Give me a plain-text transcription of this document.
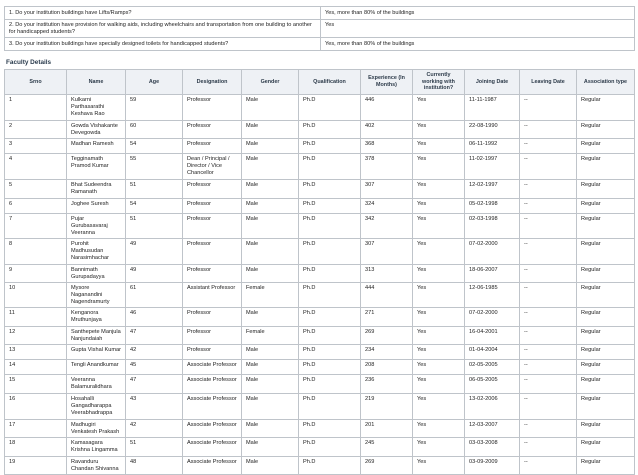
1. Do your institution buildings have Lifts/Ramps?	Yes, more than 80% of the buildings
2. Do your institution have provision for walking aids, including wheelchairs and transportation from one building to another for handicapped students?	Yes
3. Do your institution buildings have specially designed toilets for handicapped students?	Yes, more than 80% of the buildings
Faculty Details
Srno	Name	Age	Designation	Gender	Qualification	Experience (In Months)	Currently working with institution?	Joining Date	Leaving Date	Association type
1	Kulkarni Parthasarathi Keshava Rao	59	Professor	Male	Ph.D	446	Yes	11-11-1987	--	Regular
2	Gowda Vishakante Devegowda	60	Professor	Male	Ph.D	402	Yes	22-08-1990	--	Regular
3	Madhan Ramesh	54	Professor	Male	Ph.D	368	Yes	06-11-1992	--	Regular
4	Tegginamath Pramod Kumar	55	Dean / Principal / Director / Vice Chancellor	Male	Ph.D	378	Yes	11-02-1997	--	Regular
5	Bhat Sudeendra Ramanath	51	Professor	Male	Ph.D	307	Yes	12-02-1997	--	Regular
6	Joghee Suresh	54	Professor	Male	Ph.D	324	Yes	05-02-1998	--	Regular
7	Pujar Gurubasavaraj Veeranna	51	Professor	Male	Ph.D	342	Yes	02-03-1998	--	Regular
8	Purohit Madhusudan Narasimhachar	49	Professor	Male	Ph.D	307	Yes	07-02-2000	--	Regular
9	Bannimath Gurupadayya	49	Professor	Male	Ph.D	313	Yes	18-06-2007	--	Regular
10	Mysore Naganandini Nagendramurty	61	Assistant Professor	Female	Ph.D	444	Yes	12-06-1985	--	Regular
11	Kenganora Mruthunjaya	46	Professor	Male	Ph.D	271	Yes	07-02-2000	--	Regular
12	Santhepete Manjula Nanjundaiah	47	Professor	Female	Ph.D	269	Yes	16-04-2001	--	Regular
13	Gupta Vishal Kumar	42	Professor	Male	Ph.D	234	Yes	01-04-2004	--	Regular
14	Tengli Anandkumar	45	Associate Professor	Male	Ph.D	208	Yes	02-05-2005	--	Regular
15	Veeranna Balamuralidhara	47	Associate Professor	Male	Ph.D	236	Yes	06-05-2005	--	Regular
16	Hosahalli Gangadharappa Veerabhadrappa	43	Associate Professor	Male	Ph.D	219	Yes	13-02-2006	--	Regular
17	Madhugiri Venkatesh Prakash	42	Associate Professor	Male	Ph.D	201	Yes	12-03-2007	--	Regular
18	Kamasagara Krishna Lingamma	51	Associate Professor	Male	Ph.D	245	Yes	03-03-2008	--	Regular
19	Ravanduru Chandan Shivanna	48	Associate Professor	Male	Ph.D	269	Yes	03-09-2009	--	Regular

* * * * * * * * *

• What you need to do: Without the pictures, output the full listing exactly as it stands.

• Solution below:
Give me a plain-text transcription of this document.
1. Do your institution buildings have Lifts/Ramps?	Yes, more than 80% of the buildings
2. Do your institution have provision for walking aids, including wheelchairs and transportation from one building to another for handicapped students?	Yes
3. Do your institution buildings have specially designed toilets for handicapped students?	Yes, more than 80% of the buildings
Faculty Details
Srno	Name	Age	Designation	Gender	Qualification	Experience (In Months)	Currently working with institution?	Joining Date	Leaving Date	Association type
1	Kulkarni Parthasarathi Keshava Rao	59	Professor	Male	Ph.D	446	Yes	11-11-1987	--	Regular
2	Gowda Vishakante Devegowda	60	Professor	Male	Ph.D	402	Yes	22-08-1990	--	Regular
3	Madhan Ramesh	54	Professor	Male	Ph.D	368	Yes	06-11-1992	--	Regular
4	Tegginamath Pramod Kumar	55	Dean / Principal / Director / Vice Chancellor	Male	Ph.D	378	Yes	11-02-1997	--	Regular
5	Bhat Sudeendra Ramanath	51	Professor	Male	Ph.D	307	Yes	12-02-1997	--	Regular
6	Joghee Suresh	54	Professor	Male	Ph.D	324	Yes	05-02-1998	--	Regular
7	Pujar Gurubasavaraj Veeranna	51	Professor	Male	Ph.D	342	Yes	02-03-1998	--	Regular
8	Purohit Madhusudan Narasimhachar	49	Professor	Male	Ph.D	307	Yes	07-02-2000	--	Regular
9	Bannimath Gurupadayya	49	Professor	Male	Ph.D	313	Yes	18-06-2007	--	Regular
10	Mysore Naganandini Nagendramurty	61	Assistant Professor	Female	Ph.D	444	Yes	12-06-1985	--	Regular
11	Kenganora Mruthunjaya	46	Professor	Male	Ph.D	271	Yes	07-02-2000	--	Regular
12	Santhepete Manjula Nanjundaiah	47	Professor	Female	Ph.D	269	Yes	16-04-2001	--	Regular
13	Gupta Vishal Kumar	42	Professor	Male	Ph.D	234	Yes	01-04-2004	--	Regular
14	Tengli Anandkumar	45	Associate Professor	Male	Ph.D	208	Yes	02-05-2005	--	Regular
15	Veeranna Balamuralidhara	47	Associate Professor	Male	Ph.D	236	Yes	06-05-2005	--	Regular
16	Hosahalli Gangadharappa Veerabhadrappa	43	Associate Professor	Male	Ph.D	219	Yes	13-02-2006	--	Regular
17	Madhugiri Venkatesh Prakash	42	Associate Professor	Male	Ph.D	201	Yes	12-03-2007	--	Regular
18	Kamasagara Krishna Lingamma	51	Associate Professor	Male	Ph.D	245	Yes	03-03-2008	--	Regular
19	Ravanduru Chandan Shivanna	48	Associate Professor	Male	Ph.D	269	Yes	03-09-2009	--	Regular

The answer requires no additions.